EXERCISE
Please transcribe the listing below in full and word for word, without its pictures.

[Records that describe figures]
####################

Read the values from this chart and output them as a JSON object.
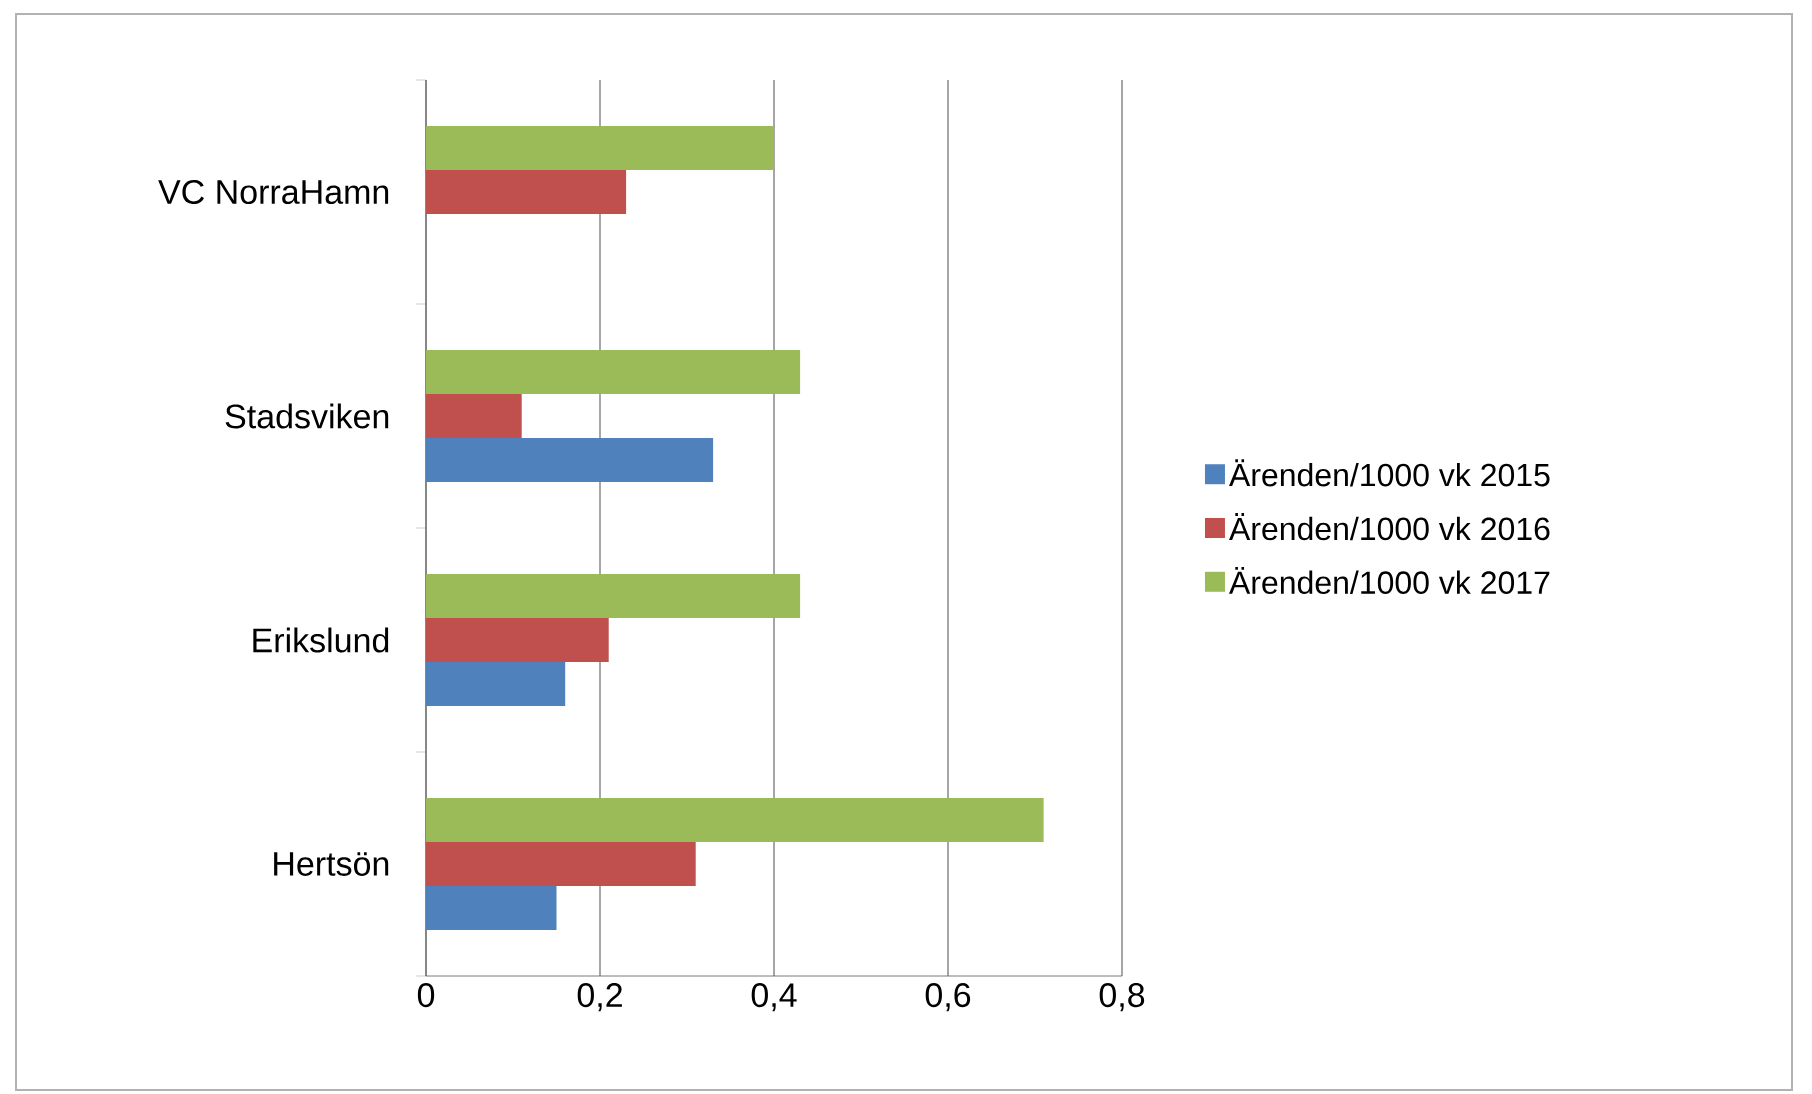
{
  "chart_data": {
    "type": "bar",
    "orientation": "horizontal",
    "categories": [
      "VC NorraHamn",
      "Stadsviken",
      "Erikslund",
      "Hertsön"
    ],
    "series": [
      {
        "name": "Ärenden/1000 vk 2015",
        "color": "#4f81bd",
        "values": [
          null,
          0.33,
          0.16,
          0.15
        ]
      },
      {
        "name": "Ärenden/1000 vk 2016",
        "color": "#c0504d",
        "values": [
          0.23,
          0.11,
          0.21,
          0.31
        ]
      },
      {
        "name": "Ärenden/1000 vk 2017",
        "color": "#9bbb59",
        "values": [
          0.4,
          0.43,
          0.43,
          0.71
        ]
      }
    ],
    "xlim": [
      0,
      0.8
    ],
    "xticks": [
      {
        "value": 0,
        "label": "0"
      },
      {
        "value": 0.2,
        "label": "0,2"
      },
      {
        "value": 0.4,
        "label": "0,4"
      },
      {
        "value": 0.6,
        "label": "0,6"
      },
      {
        "value": 0.8,
        "label": "0,8"
      }
    ],
    "grid": "x",
    "legend": "right"
  }
}
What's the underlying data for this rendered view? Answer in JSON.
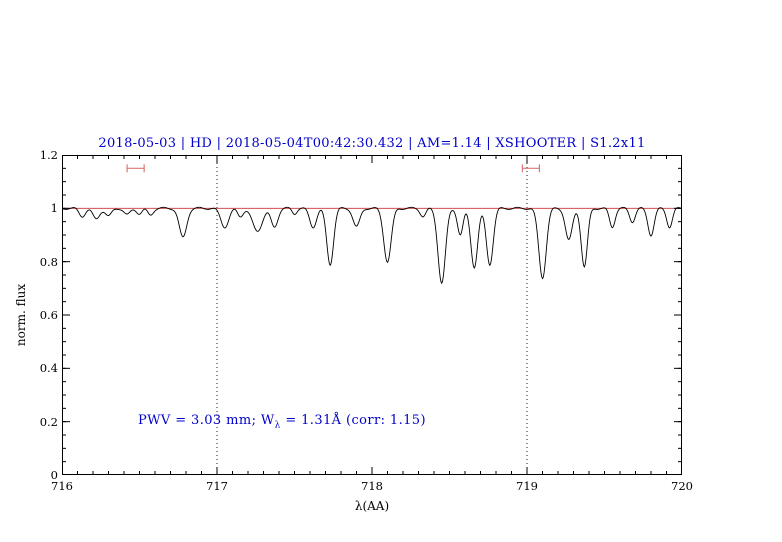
{
  "title": "2018-05-03 | HD | 2018-05-04T00:42:30.432 | AM=1.14 | XSHOOTER | S1.2x11",
  "annotation": {
    "prefix": "PWV = 3.03 mm; W",
    "sub": "λ",
    "suffix": " = 1.31Å (corr: 1.15)"
  },
  "colors": {
    "title": "#0000cc",
    "annotation": "#0000cc",
    "spectrum": "#000000",
    "continuum": "#cc3333",
    "marker": "#dd7777",
    "vline": "#000000"
  },
  "chart_data": {
    "type": "line",
    "title": "2018-05-03 | HD | 2018-05-04T00:42:30.432 | AM=1.14 | XSHOOTER | S1.2x11",
    "xlabel": "λ(AA)",
    "ylabel": "norm. flux",
    "xlim": [
      716,
      720
    ],
    "ylim": [
      0,
      1.2
    ],
    "xticks": [
      716,
      717,
      718,
      719,
      720
    ],
    "xtick_labels": [
      "716",
      "717",
      "718",
      "719",
      "720"
    ],
    "yticks": [
      0,
      0.2,
      0.4,
      0.6,
      0.8,
      1,
      1.2
    ],
    "ytick_labels": [
      "0",
      "0.2",
      "0.4",
      "0.6",
      "0.8",
      "1",
      "1.2"
    ],
    "x_minor_step": 0.1,
    "y_minor_step": 0.05,
    "grid": false,
    "vlines_dotted": [
      717,
      719
    ],
    "continuum_level": 1.0,
    "range_markers": [
      {
        "x1": 716.42,
        "x2": 716.53,
        "y": 1.15
      },
      {
        "x1": 718.97,
        "x2": 719.08,
        "y": 1.15
      }
    ],
    "pwv_mm": 3.03,
    "equivalent_width_A": 1.31,
    "correction_factor": 1.15,
    "airmass": 1.14,
    "instrument": "XSHOOTER",
    "slit": "S1.2x11",
    "absorption_lines": [
      {
        "center": 716.13,
        "depth": 0.03,
        "sigma": 0.02
      },
      {
        "center": 716.22,
        "depth": 0.04,
        "sigma": 0.022
      },
      {
        "center": 716.3,
        "depth": 0.03,
        "sigma": 0.02
      },
      {
        "center": 716.42,
        "depth": 0.025,
        "sigma": 0.02
      },
      {
        "center": 716.5,
        "depth": 0.02,
        "sigma": 0.018
      },
      {
        "center": 716.57,
        "depth": 0.025,
        "sigma": 0.018
      },
      {
        "center": 716.78,
        "depth": 0.11,
        "sigma": 0.024
      },
      {
        "center": 717.05,
        "depth": 0.07,
        "sigma": 0.026
      },
      {
        "center": 717.15,
        "depth": 0.03,
        "sigma": 0.018
      },
      {
        "center": 717.26,
        "depth": 0.085,
        "sigma": 0.032
      },
      {
        "center": 717.37,
        "depth": 0.07,
        "sigma": 0.022
      },
      {
        "center": 717.5,
        "depth": 0.02,
        "sigma": 0.015
      },
      {
        "center": 717.62,
        "depth": 0.07,
        "sigma": 0.022
      },
      {
        "center": 717.73,
        "depth": 0.21,
        "sigma": 0.022
      },
      {
        "center": 717.9,
        "depth": 0.07,
        "sigma": 0.022
      },
      {
        "center": 718.1,
        "depth": 0.2,
        "sigma": 0.024
      },
      {
        "center": 718.33,
        "depth": 0.03,
        "sigma": 0.018
      },
      {
        "center": 718.45,
        "depth": 0.28,
        "sigma": 0.024
      },
      {
        "center": 718.57,
        "depth": 0.1,
        "sigma": 0.018
      },
      {
        "center": 718.66,
        "depth": 0.22,
        "sigma": 0.022
      },
      {
        "center": 718.76,
        "depth": 0.21,
        "sigma": 0.022
      },
      {
        "center": 719.1,
        "depth": 0.26,
        "sigma": 0.024
      },
      {
        "center": 719.27,
        "depth": 0.12,
        "sigma": 0.022
      },
      {
        "center": 719.37,
        "depth": 0.22,
        "sigma": 0.02
      },
      {
        "center": 719.55,
        "depth": 0.07,
        "sigma": 0.018
      },
      {
        "center": 719.68,
        "depth": 0.05,
        "sigma": 0.018
      },
      {
        "center": 719.8,
        "depth": 0.1,
        "sigma": 0.02
      },
      {
        "center": 719.92,
        "depth": 0.07,
        "sigma": 0.018
      }
    ]
  }
}
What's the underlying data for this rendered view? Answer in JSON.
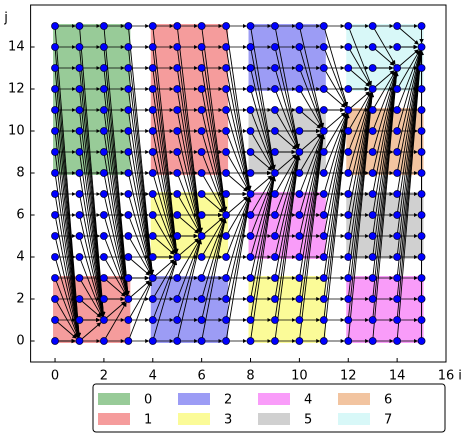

####################

WRITTEN RESPONSE
Read the values from this chart and output them as a JSON object.
{
  "chart_data": {
    "type": "bar",
    "orientation": "horizontal",
    "categories": [
      "VC NorraHamn",
      "Stadsviken",
      "Erikslund",
      "Hertsön"
    ],
    "series": [
      {
        "name": "Ärenden/1000 vk 2015",
        "color": "#4f81bd",
        "values": [
          null,
          0.33,
          0.16,
          0.15
        ]
      },
      {
        "name": "Ärenden/1000 vk 2016",
        "color": "#c0504d",
        "values": [
          0.23,
          0.11,
          0.21,
          0.31
        ]
      },
      {
        "name": "Ärenden/1000 vk 2017",
        "color": "#9bbb59",
        "values": [
          0.4,
          0.43,
          0.43,
          0.71
        ]
      }
    ],
    "xlim": [
      0,
      0.8
    ],
    "xticks": [
      {
        "value": 0,
        "label": "0"
      },
      {
        "value": 0.2,
        "label": "0,2"
      },
      {
        "value": 0.4,
        "label": "0,4"
      },
      {
        "value": 0.6,
        "label": "0,6"
      },
      {
        "value": 0.8,
        "label": "0,8"
      }
    ],
    "grid": "x",
    "legend": "right"
  }
}
What's the underlying data for this rendered view? Answer in JSON.
{
  "title": "2018-05-03 | HD | 2018-05-04T00:42:30.432 | AM=1.14 | XSHOOTER | S1.2x11",
  "annotation": {
    "prefix": "PWV = 3.03 mm; W",
    "sub": "λ",
    "suffix": " = 1.31Å (corr: 1.15)"
  },
  "colors": {
    "title": "#0000cc",
    "annotation": "#0000cc",
    "spectrum": "#000000",
    "continuum": "#cc3333",
    "marker": "#dd7777",
    "vline": "#000000"
  },
  "chart_data": {
    "type": "line",
    "title": "2018-05-03 | HD | 2018-05-04T00:42:30.432 | AM=1.14 | XSHOOTER | S1.2x11",
    "xlabel": "λ(AA)",
    "ylabel": "norm. flux",
    "xlim": [
      716,
      720
    ],
    "ylim": [
      0,
      1.2
    ],
    "xticks": [
      716,
      717,
      718,
      719,
      720
    ],
    "xtick_labels": [
      "716",
      "717",
      "718",
      "719",
      "720"
    ],
    "yticks": [
      0,
      0.2,
      0.4,
      0.6,
      0.8,
      1,
      1.2
    ],
    "ytick_labels": [
      "0",
      "0.2",
      "0.4",
      "0.6",
      "0.8",
      "1",
      "1.2"
    ],
    "x_minor_step": 0.1,
    "y_minor_step": 0.05,
    "grid": false,
    "vlines_dotted": [
      717,
      719
    ],
    "continuum_level": 1.0,
    "range_markers": [
      {
        "x1": 716.42,
        "x2": 716.53,
        "y": 1.15
      },
      {
        "x1": 718.97,
        "x2": 719.08,
        "y": 1.15
      }
    ],
    "pwv_mm": 3.03,
    "equivalent_width_A": 1.31,
    "correction_factor": 1.15,
    "airmass": 1.14,
    "instrument": "XSHOOTER",
    "slit": "S1.2x11",
    "absorption_lines": [
      {
        "center": 716.13,
        "depth": 0.03,
        "sigma": 0.02
      },
      {
        "center": 716.22,
        "depth": 0.04,
        "sigma": 0.022
      },
      {
        "center": 716.3,
        "depth": 0.03,
        "sigma": 0.02
      },
      {
        "center": 716.42,
        "depth": 0.025,
        "sigma": 0.02
      },
      {
        "center": 716.5,
        "depth": 0.02,
        "sigma": 0.018
      },
      {
        "center": 716.57,
        "depth": 0.025,
        "sigma": 0.018
      },
      {
        "center": 716.78,
        "depth": 0.11,
        "sigma": 0.024
      },
      {
        "center": 717.05,
        "depth": 0.07,
        "sigma": 0.026
      },
      {
        "center": 717.15,
        "depth": 0.03,
        "sigma": 0.018
      },
      {
        "center": 717.26,
        "depth": 0.085,
        "sigma": 0.032
      },
      {
        "center": 717.37,
        "depth": 0.07,
        "sigma": 0.022
      },
      {
        "center": 717.5,
        "depth": 0.02,
        "sigma": 0.015
      },
      {
        "center": 717.62,
        "depth": 0.07,
        "sigma": 0.022
      },
      {
        "center": 717.73,
        "depth": 0.21,
        "sigma": 0.022
      },
      {
        "center": 717.9,
        "depth": 0.07,
        "sigma": 0.022
      },
      {
        "center": 718.1,
        "depth": 0.2,
        "sigma": 0.024
      },
      {
        "center": 718.33,
        "depth": 0.03,
        "sigma": 0.018
      },
      {
        "center": 718.45,
        "depth": 0.28,
        "sigma": 0.024
      },
      {
        "center": 718.57,
        "depth": 0.1,
        "sigma": 0.018
      },
      {
        "center": 718.66,
        "depth": 0.22,
        "sigma": 0.022
      },
      {
        "center": 718.76,
        "depth": 0.21,
        "sigma": 0.022
      },
      {
        "center": 719.1,
        "depth": 0.26,
        "sigma": 0.024
      },
      {
        "center": 719.27,
        "depth": 0.12,
        "sigma": 0.022
      },
      {
        "center": 719.37,
        "depth": 0.22,
        "sigma": 0.02
      },
      {
        "center": 719.55,
        "depth": 0.07,
        "sigma": 0.018
      },
      {
        "center": 719.68,
        "depth": 0.05,
        "sigma": 0.018
      },
      {
        "center": 719.8,
        "depth": 0.1,
        "sigma": 0.02
      },
      {
        "center": 719.92,
        "depth": 0.07,
        "sigma": 0.018
      }
    ]
  }
}
What's the underlying data for this rendered view? Answer in JSON.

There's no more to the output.